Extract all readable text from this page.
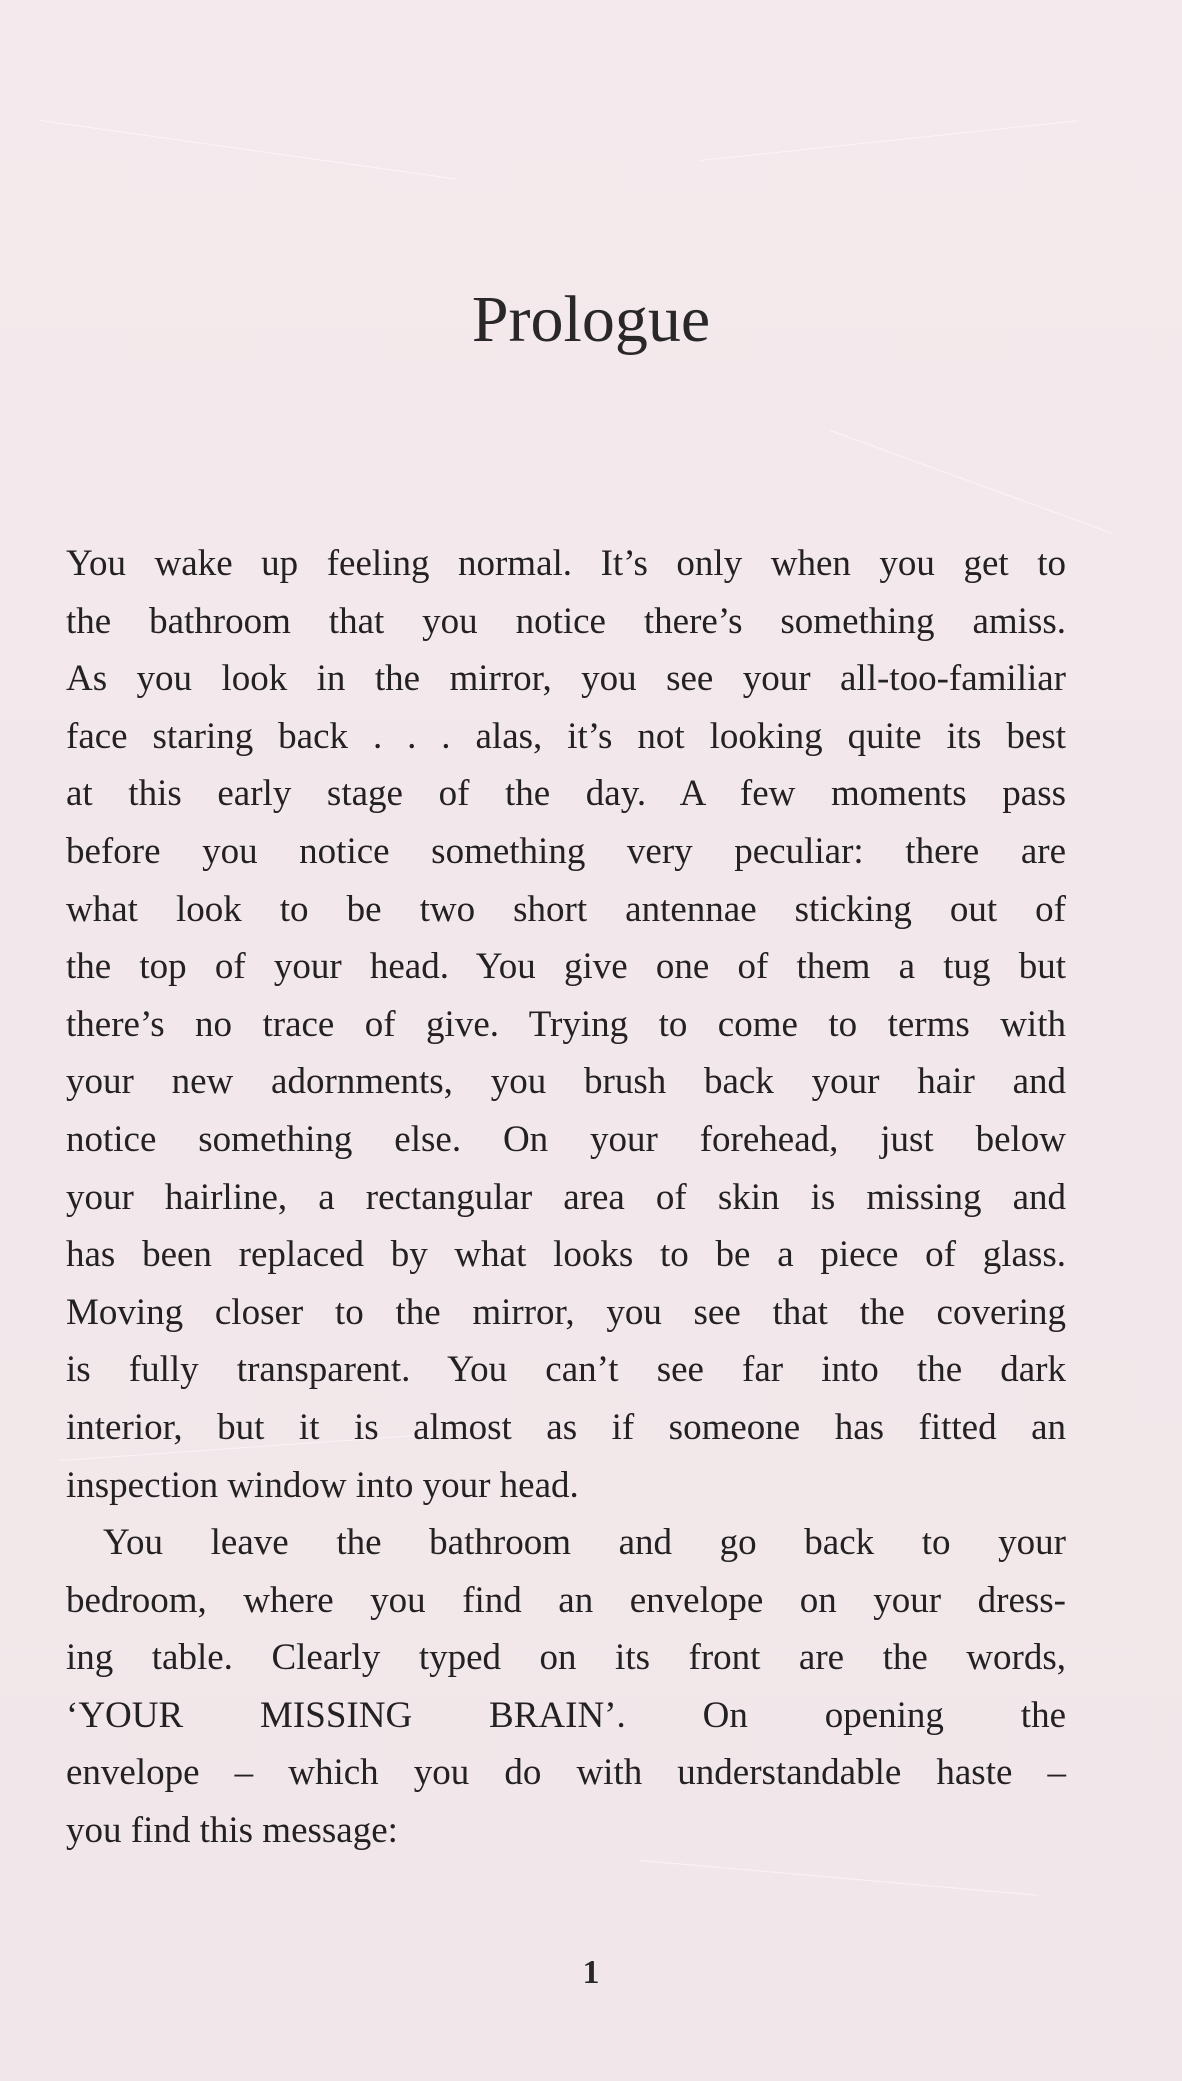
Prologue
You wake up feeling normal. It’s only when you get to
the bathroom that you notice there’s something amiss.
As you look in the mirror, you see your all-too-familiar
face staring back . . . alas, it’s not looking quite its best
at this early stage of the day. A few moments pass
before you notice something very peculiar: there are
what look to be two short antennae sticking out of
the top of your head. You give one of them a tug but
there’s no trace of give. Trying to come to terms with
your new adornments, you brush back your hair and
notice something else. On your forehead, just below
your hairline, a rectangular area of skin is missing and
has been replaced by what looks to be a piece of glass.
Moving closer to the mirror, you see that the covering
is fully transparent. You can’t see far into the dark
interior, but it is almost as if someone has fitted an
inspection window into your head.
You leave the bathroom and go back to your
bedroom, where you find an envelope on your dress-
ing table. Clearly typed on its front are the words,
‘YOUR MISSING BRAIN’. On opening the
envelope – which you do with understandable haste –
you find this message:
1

- - - - - - -

• **Exercise instructions**
Copy every line of the listing containing the string "there".

• **Task output**
the bathroom that you notice there’s something amiss.
before you notice something very peculiar: there are
there’s no trace of give. Trying to come to terms with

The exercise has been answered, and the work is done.